======== Data provided ========

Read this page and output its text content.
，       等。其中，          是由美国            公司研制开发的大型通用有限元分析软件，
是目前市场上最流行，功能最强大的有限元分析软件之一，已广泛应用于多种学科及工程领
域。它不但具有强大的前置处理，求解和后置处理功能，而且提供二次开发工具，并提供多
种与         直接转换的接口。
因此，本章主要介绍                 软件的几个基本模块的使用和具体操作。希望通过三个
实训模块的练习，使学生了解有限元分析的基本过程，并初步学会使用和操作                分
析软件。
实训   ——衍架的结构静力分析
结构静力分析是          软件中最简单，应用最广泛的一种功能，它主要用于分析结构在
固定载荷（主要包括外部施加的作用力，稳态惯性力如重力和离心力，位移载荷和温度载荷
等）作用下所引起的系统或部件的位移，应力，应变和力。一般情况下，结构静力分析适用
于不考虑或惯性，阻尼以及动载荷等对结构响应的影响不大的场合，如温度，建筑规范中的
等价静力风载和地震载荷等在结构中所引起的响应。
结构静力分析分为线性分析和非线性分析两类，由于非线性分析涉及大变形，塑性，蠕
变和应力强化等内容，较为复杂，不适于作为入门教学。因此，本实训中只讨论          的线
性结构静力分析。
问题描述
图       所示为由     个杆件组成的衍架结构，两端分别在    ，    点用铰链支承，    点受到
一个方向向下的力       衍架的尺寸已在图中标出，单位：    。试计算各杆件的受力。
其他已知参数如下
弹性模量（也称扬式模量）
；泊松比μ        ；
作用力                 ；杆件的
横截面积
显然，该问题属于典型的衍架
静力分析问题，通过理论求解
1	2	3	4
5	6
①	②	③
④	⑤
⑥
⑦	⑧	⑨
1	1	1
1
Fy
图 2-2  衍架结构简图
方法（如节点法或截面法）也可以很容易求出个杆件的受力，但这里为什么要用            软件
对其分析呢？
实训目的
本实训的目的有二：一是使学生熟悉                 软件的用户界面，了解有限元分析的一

========

Exercise aim: Your task is to print all of the records exactly.

Response:
Read this page and output its text content.
，       等。其中，          是由美国            公司研制开发的大型通用有限元分析软件，
是目前市场上最流行，功能最强大的有限元分析软件之一，已广泛应用于多种学科及工程领
域。它不但具有强大的前置处理，求解和后置处理功能，而且提供二次开发工具，并提供多
种与         直接转换的接口。
因此，本章主要介绍                 软件的几个基本模块的使用和具体操作。希望通过三个
实训模块的练习，使学生了解有限元分析的基本过程，并初步学会使用和操作                分
析软件。
实训   ——衍架的结构静力分析
结构静力分析是          软件中最简单，应用最广泛的一种功能，它主要用于分析结构在
固定载荷（主要包括外部施加的作用力，稳态惯性力如重力和离心力，位移载荷和温度载荷
等）作用下所引起的系统或部件的位移，应力，应变和力。一般情况下，结构静力分析适用
于不考虑或惯性，阻尼以及动载荷等对结构响应的影响不大的场合，如温度，建筑规范中的
等价静力风载和地震载荷等在结构中所引起的响应。
结构静力分析分为线性分析和非线性分析两类，由于非线性分析涉及大变形，塑性，蠕
变和应力强化等内容，较为复杂，不适于作为入门教学。因此，本实训中只讨论          的线
性结构静力分析。
问题描述
图       所示为由     个杆件组成的衍架结构，两端分别在    ，    点用铰链支承，    点受到
一个方向向下的力       衍架的尺寸已在图中标出，单位：    。试计算各杆件的受力。
其他已知参数如下
弹性模量（也称扬式模量）
；泊松比μ        ；
作用力                 ；杆件的
横截面积
显然，该问题属于典型的衍架
静力分析问题，通过理论求解
1	2	3	4
5	6
①	②	③
④	⑤
⑥
⑦	⑧	⑨
1	1	1
1
Fy
图 2-2  衍架结构简图
方法（如节点法或截面法）也可以很容易求出个杆件的受力，但这里为什么要用            软件
对其分析呢？
实训目的
本实训的目的有二：一是使学生熟悉                 软件的用户界面，了解有限元分析的一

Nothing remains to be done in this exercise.